#### Information provided:

+++

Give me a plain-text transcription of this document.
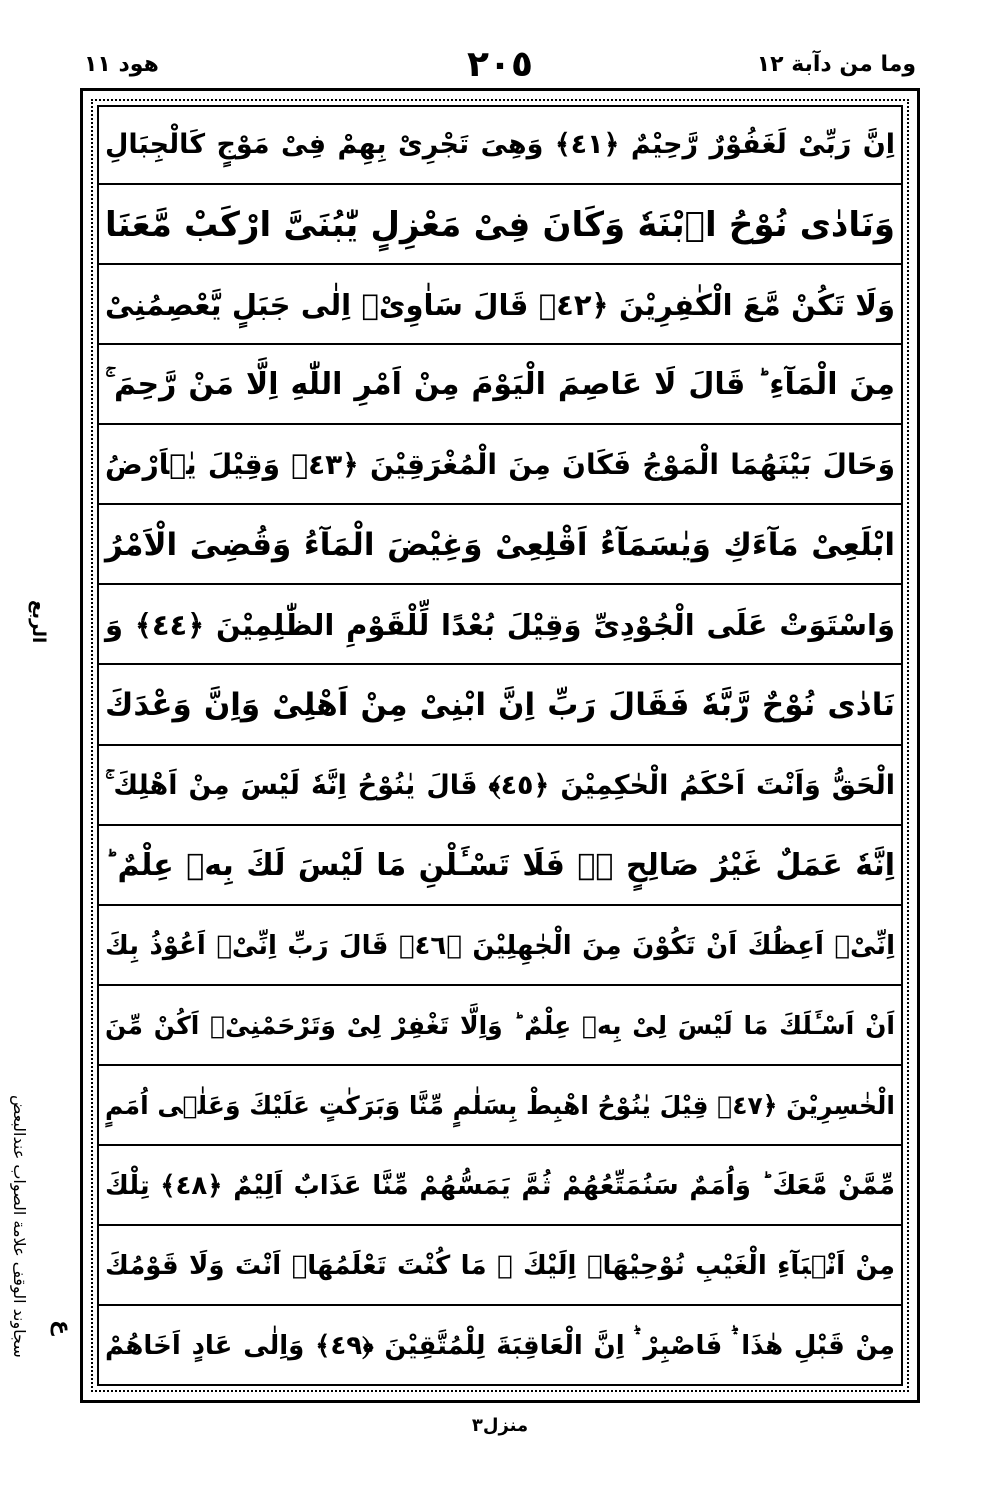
هود ١١	٢٠٥	وما من دآبة ١٢
اِنَّ رَبِّیْ لَغَفُوْرٌ رَّحِیْمٌ ﴿٤١﴾ وَھِیَ تَجْرِیْ بِھِمْ فِیْ مَوْجٍ كَالْجِبَالِ
وَنَادٰی نُوْحُ ا۟بْنَهٗ وَكَانَ فِیْ مَعْزِلٍ یّٰبُنَیَّ ارْكَبْ مَّعَنَا
وَلَا تَكُنْ مَّعَ الْكٰفِرِیْنَ ﴿٤٢﴾ قَالَ سَاٰوِیْۤ اِلٰی جَبَلٍ یَّعْصِمُنِیْ
مِنَ الْمَآءِ ؕ قَالَ لَا عَاصِمَ الْیَوْمَ مِنْ اَمْرِ اللّٰهِ اِلَّا مَنْ رَّحِمَ ۚ
وَحَالَ بَیْنَهُمَا الْمَوْجُ فَكَانَ مِنَ الْمُغْرَقِیْنَ ﴿٤٣﴾ وَقِیْلَ یٰۤاَرْضُ
ابْلَعِیْ مَآءَكِ وَیٰسَمَآءُ اَقْلِعِیْ وَغِیْضَ الْمَآءُ وَقُضِیَ الْاَمْرُ
وَاسْتَوَتْ عَلَی الْجُوْدِیِّ وَقِیْلَ بُعْدًا لِّلْقَوْمِ الظّٰلِمِیْنَ ﴿٤٤﴾ وَ
نَادٰی نُوْحٌ رَّبَّهٗ فَقَالَ رَبِّ اِنَّ ابْنِیْ مِنْ اَهْلِیْ وَاِنَّ وَعْدَكَ
الْحَقُّ وَاَنْتَ اَحْكَمُ الْحٰكِمِیْنَ ﴿٤٥﴾ قَالَ یٰنُوْحُ اِنَّهٗ لَیْسَ مِنْ اَهْلِكَ ۚ
اِنَّهٗ عَمَلٌ غَیْرُ صَالِحٍ ۖۗ فَلَا تَسْـَٔلْنِ مَا لَیْسَ لَكَ بِهٖ عِلْمٌ ؕ
اِنِّیْۤ اَعِظُكَ اَنْ تَكُوْنَ مِنَ الْجٰهِلِیْنَ ﴿٤٦﴾ قَالَ رَبِّ اِنِّیْۤ اَعُوْذُ بِكَ
اَنْ اَسْـَٔلَكَ مَا لَیْسَ لِیْ بِهٖ عِلْمٌ ؕ وَاِلَّا تَغْفِرْ لِیْ وَتَرْحَمْنِیْۤ اَكُنْ مِّنَ
الْخٰسِرِیْنَ ﴿٤٧﴾ قِیْلَ یٰنُوْحُ اهْبِطْ بِسَلٰمٍ مِّنَّا وَبَرَكٰتٍ عَلَیْكَ وَعَلٰۤی اُمَمٍ
مِّمَّنْ مَّعَكَ ؕ وَاُمَمٌ سَنُمَتِّعُهُمْ ثُمَّ یَمَسُّهُمْ مِّنَّا عَذَابٌ اَلِیْمٌ ﴿٤٨﴾ تِلْكَ
مِنْ اَنْۢبَآءِ الْغَیْبِ نُوْحِیْهَاۤ اِلَیْكَ ۚ مَا كُنْتَ تَعْلَمُهَاۤ اَنْتَ وَلَا قَوْمُكَ
مِنْ قَبْلِ هٰذَا ۛؕ فَاصْبِرْ ۛؕ اِنَّ الْعَاقِبَةَ لِلْمُتَّقِیْنَ ﴿٤٩﴾ وَاِلٰی عَادٍ اَخَاهُمْ
الربع
سجاوند الوقف علامة الصواب عندالبعض ع
منزل٣
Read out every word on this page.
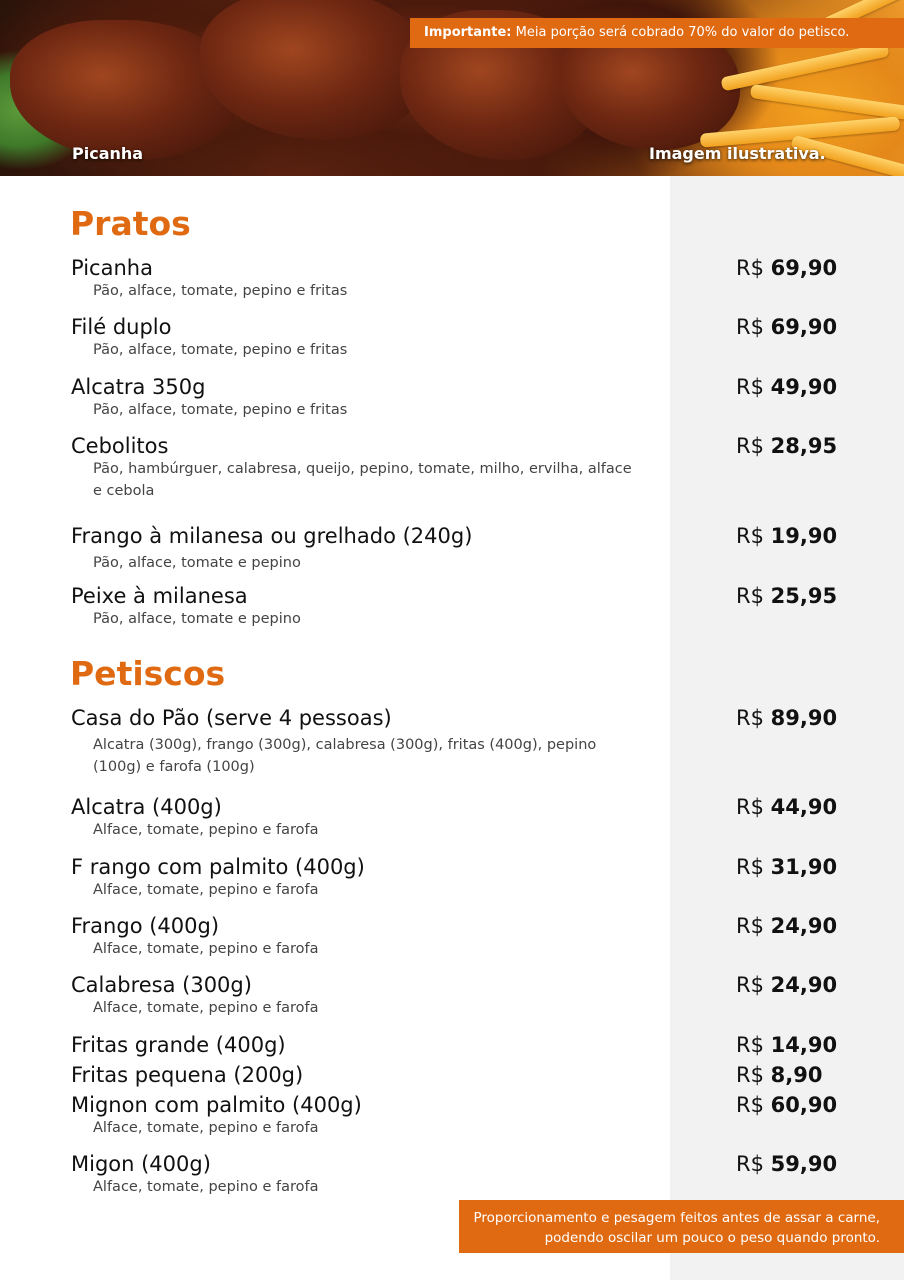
Importante: Meia porção será cobrado 70% do valor do petisco.
Picanha	Imagem ilustrativa.
Pratos
Picanha
Pão, alface, tomate, pepino e fritas
R$ 69,90
Filé duplo
Pão, alface, tomate, pepino e fritas
R$ 69,90
Alcatra 350g
Pão, alface, tomate, pepino e fritas
R$ 49,90
Cebolitos
Pão, hambúrguer, calabresa, queijo, pepino, tomate, milho, ervilha, alface e cebola
R$ 28,95
Frango à milanesa ou grelhado (240g)
Pão, alface, tomate e pepino
R$ 19,90
Peixe à milanesa
Pão, alface, tomate e pepino
R$ 25,95
Petiscos
Casa do Pão (serve 4 pessoas)
Alcatra (300g), frango (300g), calabresa (300g), fritas (400g), pepino (100g) e farofa (100g)
R$ 89,90
Alcatra (400g)
Alface, tomate, pepino e farofa
R$ 44,90
F rango com palmito (400g)
Alface, tomate, pepino e farofa
R$ 31,90
Frango (400g)
Alface, tomate, pepino e farofa
R$ 24,90
Calabresa (300g)
Alface, tomate, pepino e farofa
R$ 24,90
Fritas grande (400g)	R$ 14,90
Fritas pequena (200g)	R$ 8,90
Mignon com palmito (400g)
Alface, tomate, pepino e farofa
R$ 60,90
Migon (400g)
Alface, tomate, pepino e farofa
R$ 59,90
Proporcionamento e pesagem feitos antes de assar a carne, podendo oscilar um pouco o peso quando pronto.
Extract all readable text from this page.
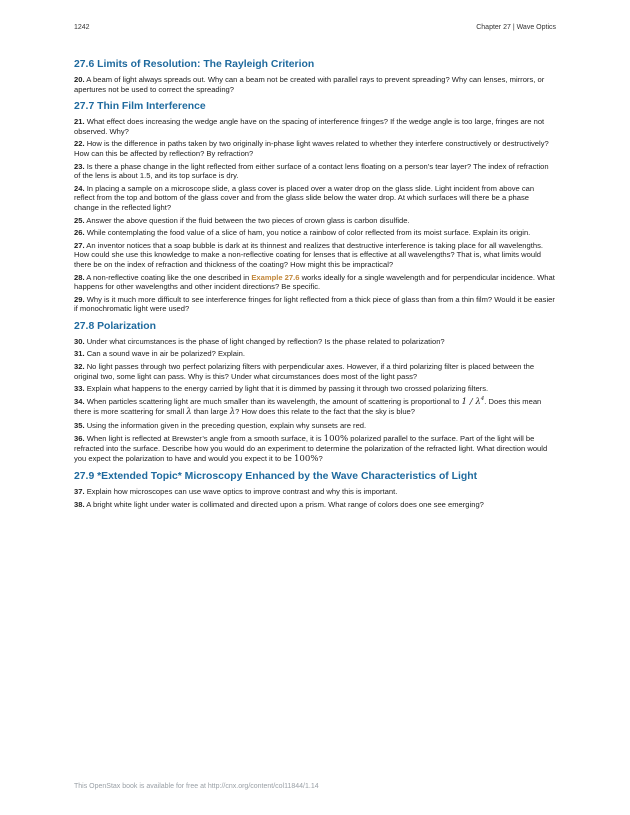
1242	Chapter 27 | Wave Optics
27.6 Limits of Resolution: The Rayleigh Criterion

20. A beam of light always spreads out. Why can a beam not be created with parallel rays to prevent spreading? Why can lenses, mirrors, or apertures not be used to correct the spreading?

27.7 Thin Film Interference

21. What effect does increasing the wedge angle have on the spacing of interference fringes? If the wedge angle is too large, fringes are not observed. Why?

22. How is the difference in paths taken by two originally in-phase light waves related to whether they interfere constructively or destructively? How can this be affected by reflection? By refraction?

23. Is there a phase change in the light reflected from either surface of a contact lens floating on a person’s tear layer? The index of refraction of the lens is about 1.5, and its top surface is dry.

24. In placing a sample on a microscope slide, a glass cover is placed over a water drop on the glass slide. Light incident from above can reflect from the top and bottom of the glass cover and from the glass slide below the water drop. At which surfaces will there be a phase change in the reflected light?

25. Answer the above question if the fluid between the two pieces of crown glass is carbon disulfide.

26. While contemplating the food value of a slice of ham, you notice a rainbow of color reflected from its moist surface. Explain its origin.

27. An inventor notices that a soap bubble is dark at its thinnest and realizes that destructive interference is taking place for all wavelengths. How could she use this knowledge to make a non-reflective coating for lenses that is effective at all wavelengths? That is, what limits would there be on the index of refraction and thickness of the coating? How might this be impractical?

28. A non-reflective coating like the one described in Example 27.6 works ideally for a single wavelength and for perpendicular incidence. What happens for other wavelengths and other incident directions? Be specific.

29. Why is it much more difficult to see interference fringes for light reflected from a thick piece of glass than from a thin film? Would it be easier if monochromatic light were used?

27.8 Polarization

30. Under what circumstances is the phase of light changed by reflection? Is the phase related to polarization?

31. Can a sound wave in air be polarized? Explain.

32. No light passes through two perfect polarizing filters with perpendicular axes. However, if a third polarizing filter is placed between the original two, some light can pass. Why is this? Under what circumstances does most of the light pass?

33. Explain what happens to the energy carried by light that it is dimmed by passing it through two crossed polarizing filters.

34. When particles scattering light are much smaller than its wavelength, the amount of scattering is proportional to $1 / \lambda^4$. Does this mean there is more scattering for small λ than large λ? How does this relate to the fact that the sky is blue?

35. Using the information given in the preceding question, explain why sunsets are red.

36. When light is reflected at Brewster’s angle from a smooth surface, it is 100% polarized parallel to the surface. Part of the light will be refracted into the surface. Describe how you would do an experiment to determine the polarization of the refracted light. What direction would you expect the polarization to have and would you expect it to be 100%?

27.9 *Extended Topic* Microscopy Enhanced by the Wave Characteristics of Light

37. Explain how microscopes can use wave optics to improve contrast and why this is important.

38. A bright white light under water is collimated and directed upon a prism. What range of colors does one see emerging?

This OpenStax book is available for free at http://cnx.org/content/col11844/1.14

+++

#### What the task asks:
Where a line above holds the string "Alcatra", show that line.

#### Task solution:
Alcatra 350g
Alcatra (300g), frango (300g), calabresa (300g), fritas (400g), pepino (100g) e farofa (100g)
Alcatra (400g)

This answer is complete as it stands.